-- START DATASET RECORDS --

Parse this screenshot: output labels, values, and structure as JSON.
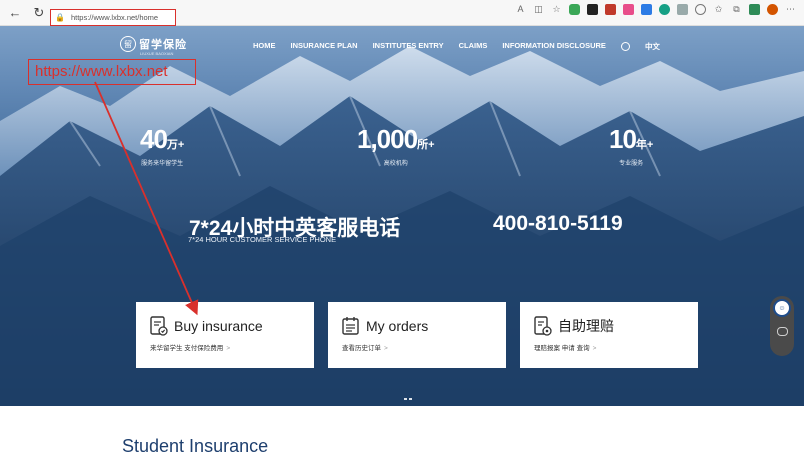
{
  "browser": {
    "url": "https://www.lxbx.net/home",
    "icons": [
      "reader-icon",
      "split-icon",
      "favorite-icon",
      "shield-icon",
      "ext-icon",
      "ext-icon",
      "ext-icon",
      "ext-icon",
      "ext-icon",
      "ext-icon",
      "ext-icon",
      "favorites-bar-icon",
      "collections-icon",
      "profile-icon",
      "more-icon"
    ]
  },
  "logo": {
    "mark": "留",
    "text": "留学保险",
    "sub": "LIUXUE BAOXIAN"
  },
  "nav": {
    "items": [
      "HOME",
      "INSURANCE PLAN",
      "INSTITUTES ENTRY",
      "CLAIMS",
      "INFORMATION DISCLOSURE"
    ],
    "lang": "中文"
  },
  "annotation": {
    "label": "https://www.lxbx.net"
  },
  "stats": [
    {
      "num": "40",
      "unit": "万+",
      "label": "服务来华留学生"
    },
    {
      "num": "1,000",
      "unit": "所+",
      "label": "高校机构"
    },
    {
      "num": "10",
      "unit": "年+",
      "label": "专业服务"
    }
  ],
  "service": {
    "title": "7*24小时中英客服电话",
    "subtitle": "7*24 HOUR CUSTOMER SERVICE PHONE",
    "phone": "400-810-5119"
  },
  "cards": [
    {
      "title": "Buy insurance",
      "sub": "来华留学生 支付保险费用",
      "chev": ">"
    },
    {
      "title": "My orders",
      "sub": "查看历史订单",
      "chev": ">"
    },
    {
      "title": "自助理赔",
      "sub": "理赔报案 申请 查询",
      "chev": ">"
    }
  ],
  "section": {
    "title": "Student Insurance"
  },
  "colors": {
    "annotation": "#d9302c",
    "section_title": "#1e3f6e"
  }
}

-- END DATASET RECORDS --

Transcribe the preceding listing in its entirety and with exact wording, leaving out pictures.

Parse this screenshot: output labels, values, and structure as JSON.
{
  "browser": {
    "url": "https://www.lxbx.net/home",
    "icons": [
      "reader-icon",
      "split-icon",
      "favorite-icon",
      "shield-icon",
      "ext-icon",
      "ext-icon",
      "ext-icon",
      "ext-icon",
      "ext-icon",
      "ext-icon",
      "ext-icon",
      "favorites-bar-icon",
      "collections-icon",
      "profile-icon",
      "more-icon"
    ]
  },
  "logo": {
    "mark": "留",
    "text": "留学保险",
    "sub": "LIUXUE BAOXIAN"
  },
  "nav": {
    "items": [
      "HOME",
      "INSURANCE PLAN",
      "INSTITUTES ENTRY",
      "CLAIMS",
      "INFORMATION DISCLOSURE"
    ],
    "lang": "中文"
  },
  "annotation": {
    "label": "https://www.lxbx.net"
  },
  "stats": [
    {
      "num": "40",
      "unit": "万+",
      "label": "服务来华留学生"
    },
    {
      "num": "1,000",
      "unit": "所+",
      "label": "高校机构"
    },
    {
      "num": "10",
      "unit": "年+",
      "label": "专业服务"
    }
  ],
  "service": {
    "title": "7*24小时中英客服电话",
    "subtitle": "7*24 HOUR CUSTOMER SERVICE PHONE",
    "phone": "400-810-5119"
  },
  "cards": [
    {
      "title": "Buy insurance",
      "sub": "来华留学生 支付保险费用",
      "chev": ">"
    },
    {
      "title": "My orders",
      "sub": "查看历史订单",
      "chev": ">"
    },
    {
      "title": "自助理赔",
      "sub": "理赔报案 申请 查询",
      "chev": ">"
    }
  ],
  "section": {
    "title": "Student Insurance"
  },
  "colors": {
    "annotation": "#d9302c",
    "section_title": "#1e3f6e"
  }
}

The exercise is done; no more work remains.